## Given problem
Below are some entries. Copy each line that holds the string "JSON".

## Data lines
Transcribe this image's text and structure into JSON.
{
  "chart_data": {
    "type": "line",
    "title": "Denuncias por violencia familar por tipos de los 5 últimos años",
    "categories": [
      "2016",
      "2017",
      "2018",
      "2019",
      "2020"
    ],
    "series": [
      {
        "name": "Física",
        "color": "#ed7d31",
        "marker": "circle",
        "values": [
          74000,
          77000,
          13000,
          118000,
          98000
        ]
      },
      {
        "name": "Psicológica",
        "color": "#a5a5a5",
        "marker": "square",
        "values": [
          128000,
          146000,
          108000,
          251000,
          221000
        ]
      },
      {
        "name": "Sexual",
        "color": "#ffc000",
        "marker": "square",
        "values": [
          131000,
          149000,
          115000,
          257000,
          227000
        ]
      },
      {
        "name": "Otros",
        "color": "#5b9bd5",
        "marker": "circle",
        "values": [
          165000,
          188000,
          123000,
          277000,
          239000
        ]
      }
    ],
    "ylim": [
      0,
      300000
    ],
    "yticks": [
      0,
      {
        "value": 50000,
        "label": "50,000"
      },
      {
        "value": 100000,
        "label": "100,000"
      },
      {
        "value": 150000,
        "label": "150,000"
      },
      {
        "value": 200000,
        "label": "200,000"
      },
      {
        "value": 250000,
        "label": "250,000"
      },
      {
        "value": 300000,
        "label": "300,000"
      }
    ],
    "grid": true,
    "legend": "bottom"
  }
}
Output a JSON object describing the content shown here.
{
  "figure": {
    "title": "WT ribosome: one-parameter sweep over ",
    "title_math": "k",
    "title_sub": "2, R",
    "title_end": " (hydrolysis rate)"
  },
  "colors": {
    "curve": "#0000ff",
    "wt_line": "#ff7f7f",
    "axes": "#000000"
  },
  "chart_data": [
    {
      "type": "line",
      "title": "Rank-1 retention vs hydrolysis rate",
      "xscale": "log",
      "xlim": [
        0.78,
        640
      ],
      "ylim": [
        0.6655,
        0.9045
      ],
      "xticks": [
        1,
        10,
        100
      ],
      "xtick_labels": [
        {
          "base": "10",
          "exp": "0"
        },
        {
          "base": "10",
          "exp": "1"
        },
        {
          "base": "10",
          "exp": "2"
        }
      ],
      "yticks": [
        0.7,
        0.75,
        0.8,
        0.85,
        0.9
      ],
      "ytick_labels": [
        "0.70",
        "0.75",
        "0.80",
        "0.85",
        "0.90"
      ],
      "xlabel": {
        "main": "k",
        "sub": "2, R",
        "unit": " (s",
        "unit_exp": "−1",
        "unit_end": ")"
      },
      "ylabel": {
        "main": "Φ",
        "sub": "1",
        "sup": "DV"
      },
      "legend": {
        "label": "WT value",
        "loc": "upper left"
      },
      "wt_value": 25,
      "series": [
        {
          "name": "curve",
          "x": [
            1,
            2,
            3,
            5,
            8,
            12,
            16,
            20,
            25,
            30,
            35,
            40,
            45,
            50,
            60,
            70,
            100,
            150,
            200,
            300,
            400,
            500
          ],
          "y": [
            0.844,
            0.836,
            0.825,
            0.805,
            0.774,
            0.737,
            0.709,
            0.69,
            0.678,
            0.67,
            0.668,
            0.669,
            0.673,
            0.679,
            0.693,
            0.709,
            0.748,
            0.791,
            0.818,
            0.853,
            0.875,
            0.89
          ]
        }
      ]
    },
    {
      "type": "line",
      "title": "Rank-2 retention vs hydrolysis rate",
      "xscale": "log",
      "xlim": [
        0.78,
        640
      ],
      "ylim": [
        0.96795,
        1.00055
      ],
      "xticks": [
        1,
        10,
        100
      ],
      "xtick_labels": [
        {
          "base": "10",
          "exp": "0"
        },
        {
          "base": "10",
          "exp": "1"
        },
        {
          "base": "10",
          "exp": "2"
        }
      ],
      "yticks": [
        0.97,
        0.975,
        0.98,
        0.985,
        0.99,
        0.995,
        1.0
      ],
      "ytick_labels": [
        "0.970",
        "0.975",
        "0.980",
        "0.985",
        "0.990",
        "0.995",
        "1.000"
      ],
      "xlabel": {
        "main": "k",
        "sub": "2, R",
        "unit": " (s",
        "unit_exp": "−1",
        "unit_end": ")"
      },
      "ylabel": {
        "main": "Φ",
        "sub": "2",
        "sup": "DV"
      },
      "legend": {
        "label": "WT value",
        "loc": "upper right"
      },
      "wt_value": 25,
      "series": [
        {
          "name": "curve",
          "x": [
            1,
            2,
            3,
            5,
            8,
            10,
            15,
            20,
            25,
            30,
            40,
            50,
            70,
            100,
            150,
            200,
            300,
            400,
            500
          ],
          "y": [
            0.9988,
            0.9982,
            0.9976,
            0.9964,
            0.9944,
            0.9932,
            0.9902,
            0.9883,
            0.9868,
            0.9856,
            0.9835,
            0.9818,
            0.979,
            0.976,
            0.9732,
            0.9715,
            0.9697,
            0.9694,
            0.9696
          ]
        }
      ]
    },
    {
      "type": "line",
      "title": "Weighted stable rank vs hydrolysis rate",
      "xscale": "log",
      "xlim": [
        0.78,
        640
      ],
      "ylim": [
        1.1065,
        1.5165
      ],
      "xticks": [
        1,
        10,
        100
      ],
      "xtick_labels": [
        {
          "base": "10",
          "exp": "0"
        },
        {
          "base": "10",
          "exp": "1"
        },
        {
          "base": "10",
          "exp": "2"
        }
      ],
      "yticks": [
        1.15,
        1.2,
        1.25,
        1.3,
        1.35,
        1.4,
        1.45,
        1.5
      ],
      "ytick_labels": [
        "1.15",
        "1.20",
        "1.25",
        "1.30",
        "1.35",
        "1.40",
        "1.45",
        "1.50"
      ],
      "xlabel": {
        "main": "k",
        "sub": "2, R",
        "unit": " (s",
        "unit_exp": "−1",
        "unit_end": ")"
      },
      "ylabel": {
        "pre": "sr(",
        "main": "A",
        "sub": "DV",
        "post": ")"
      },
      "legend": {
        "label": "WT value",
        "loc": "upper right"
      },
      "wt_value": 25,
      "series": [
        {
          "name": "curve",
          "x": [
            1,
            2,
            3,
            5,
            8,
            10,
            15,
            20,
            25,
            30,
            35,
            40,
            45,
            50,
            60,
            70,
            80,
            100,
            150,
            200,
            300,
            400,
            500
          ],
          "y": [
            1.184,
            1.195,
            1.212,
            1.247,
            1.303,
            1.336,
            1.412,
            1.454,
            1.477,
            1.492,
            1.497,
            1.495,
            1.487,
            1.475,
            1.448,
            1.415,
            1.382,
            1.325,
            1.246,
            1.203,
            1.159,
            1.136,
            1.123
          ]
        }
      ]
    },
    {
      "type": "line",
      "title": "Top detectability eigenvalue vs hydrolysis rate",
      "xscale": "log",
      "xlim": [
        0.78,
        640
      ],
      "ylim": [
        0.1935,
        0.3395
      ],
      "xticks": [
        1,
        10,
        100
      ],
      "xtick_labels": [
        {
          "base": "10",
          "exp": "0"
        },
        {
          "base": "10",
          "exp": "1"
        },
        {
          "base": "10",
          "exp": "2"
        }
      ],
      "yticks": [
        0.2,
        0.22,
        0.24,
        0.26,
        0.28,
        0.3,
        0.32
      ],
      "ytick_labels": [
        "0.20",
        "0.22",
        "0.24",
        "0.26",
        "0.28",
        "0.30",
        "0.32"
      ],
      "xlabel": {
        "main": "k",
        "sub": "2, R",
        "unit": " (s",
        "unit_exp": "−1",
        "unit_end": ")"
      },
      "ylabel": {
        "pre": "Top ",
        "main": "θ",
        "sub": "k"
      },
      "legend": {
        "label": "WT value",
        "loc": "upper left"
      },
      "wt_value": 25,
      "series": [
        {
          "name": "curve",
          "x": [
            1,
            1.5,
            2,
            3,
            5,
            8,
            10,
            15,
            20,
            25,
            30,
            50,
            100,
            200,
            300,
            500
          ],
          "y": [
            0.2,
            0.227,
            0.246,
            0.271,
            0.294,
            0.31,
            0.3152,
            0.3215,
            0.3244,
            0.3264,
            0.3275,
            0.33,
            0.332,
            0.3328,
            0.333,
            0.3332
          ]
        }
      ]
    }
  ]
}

## Response to this task
Transcribe this image's text and structure into JSON.
Output a JSON object describing the content shown here.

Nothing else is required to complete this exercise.